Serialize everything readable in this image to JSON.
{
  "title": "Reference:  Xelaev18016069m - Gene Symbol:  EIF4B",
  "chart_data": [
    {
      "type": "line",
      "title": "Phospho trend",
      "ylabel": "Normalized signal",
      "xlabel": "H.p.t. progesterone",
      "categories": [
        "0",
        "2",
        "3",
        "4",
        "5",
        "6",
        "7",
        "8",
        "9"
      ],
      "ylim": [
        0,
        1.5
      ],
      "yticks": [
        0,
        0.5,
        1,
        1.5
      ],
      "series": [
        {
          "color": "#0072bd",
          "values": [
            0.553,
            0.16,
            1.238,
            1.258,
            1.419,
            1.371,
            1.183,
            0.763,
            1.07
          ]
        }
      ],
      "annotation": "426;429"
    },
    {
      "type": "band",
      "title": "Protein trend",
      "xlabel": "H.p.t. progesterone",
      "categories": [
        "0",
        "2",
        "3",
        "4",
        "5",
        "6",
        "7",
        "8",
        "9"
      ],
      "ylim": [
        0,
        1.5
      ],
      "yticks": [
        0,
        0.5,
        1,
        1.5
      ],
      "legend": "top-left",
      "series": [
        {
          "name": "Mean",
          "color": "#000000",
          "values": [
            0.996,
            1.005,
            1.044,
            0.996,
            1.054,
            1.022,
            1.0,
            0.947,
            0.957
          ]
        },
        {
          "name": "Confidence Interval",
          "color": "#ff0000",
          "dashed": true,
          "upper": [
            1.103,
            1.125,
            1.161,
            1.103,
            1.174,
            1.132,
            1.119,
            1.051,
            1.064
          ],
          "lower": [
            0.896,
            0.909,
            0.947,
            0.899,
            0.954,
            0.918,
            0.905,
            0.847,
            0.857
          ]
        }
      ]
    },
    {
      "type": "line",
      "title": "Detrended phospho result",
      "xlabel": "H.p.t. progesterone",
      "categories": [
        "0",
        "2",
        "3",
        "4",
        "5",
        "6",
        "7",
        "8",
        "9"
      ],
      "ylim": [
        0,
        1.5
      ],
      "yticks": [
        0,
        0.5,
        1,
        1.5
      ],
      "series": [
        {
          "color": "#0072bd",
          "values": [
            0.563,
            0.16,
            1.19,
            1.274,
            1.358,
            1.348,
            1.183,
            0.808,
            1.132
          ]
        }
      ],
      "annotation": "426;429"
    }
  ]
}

▶ [TASK STATEMENT] Restate the material exactly, from its opening line to its closing one.

▶ [REPLY]
Serialize everything readable in this image to JSON.
{
  "title": "Reference:  Xelaev18016069m - Gene Symbol:  EIF4B",
  "chart_data": [
    {
      "type": "line",
      "title": "Phospho trend",
      "ylabel": "Normalized signal",
      "xlabel": "H.p.t. progesterone",
      "categories": [
        "0",
        "2",
        "3",
        "4",
        "5",
        "6",
        "7",
        "8",
        "9"
      ],
      "ylim": [
        0,
        1.5
      ],
      "yticks": [
        0,
        0.5,
        1,
        1.5
      ],
      "series": [
        {
          "color": "#0072bd",
          "values": [
            0.553,
            0.16,
            1.238,
            1.258,
            1.419,
            1.371,
            1.183,
            0.763,
            1.07
          ]
        }
      ],
      "annotation": "426;429"
    },
    {
      "type": "band",
      "title": "Protein trend",
      "xlabel": "H.p.t. progesterone",
      "categories": [
        "0",
        "2",
        "3",
        "4",
        "5",
        "6",
        "7",
        "8",
        "9"
      ],
      "ylim": [
        0,
        1.5
      ],
      "yticks": [
        0,
        0.5,
        1,
        1.5
      ],
      "legend": "top-left",
      "series": [
        {
          "name": "Mean",
          "color": "#000000",
          "values": [
            0.996,
            1.005,
            1.044,
            0.996,
            1.054,
            1.022,
            1.0,
            0.947,
            0.957
          ]
        },
        {
          "name": "Confidence Interval",
          "color": "#ff0000",
          "dashed": true,
          "upper": [
            1.103,
            1.125,
            1.161,
            1.103,
            1.174,
            1.132,
            1.119,
            1.051,
            1.064
          ],
          "lower": [
            0.896,
            0.909,
            0.947,
            0.899,
            0.954,
            0.918,
            0.905,
            0.847,
            0.857
          ]
        }
      ]
    },
    {
      "type": "line",
      "title": "Detrended phospho result",
      "xlabel": "H.p.t. progesterone",
      "categories": [
        "0",
        "2",
        "3",
        "4",
        "5",
        "6",
        "7",
        "8",
        "9"
      ],
      "ylim": [
        0,
        1.5
      ],
      "yticks": [
        0,
        0.5,
        1,
        1.5
      ],
      "series": [
        {
          "color": "#0072bd",
          "values": [
            0.563,
            0.16,
            1.19,
            1.274,
            1.358,
            1.348,
            1.183,
            0.808,
            1.132
          ]
        }
      ],
      "annotation": "426;429"
    }
  ]
}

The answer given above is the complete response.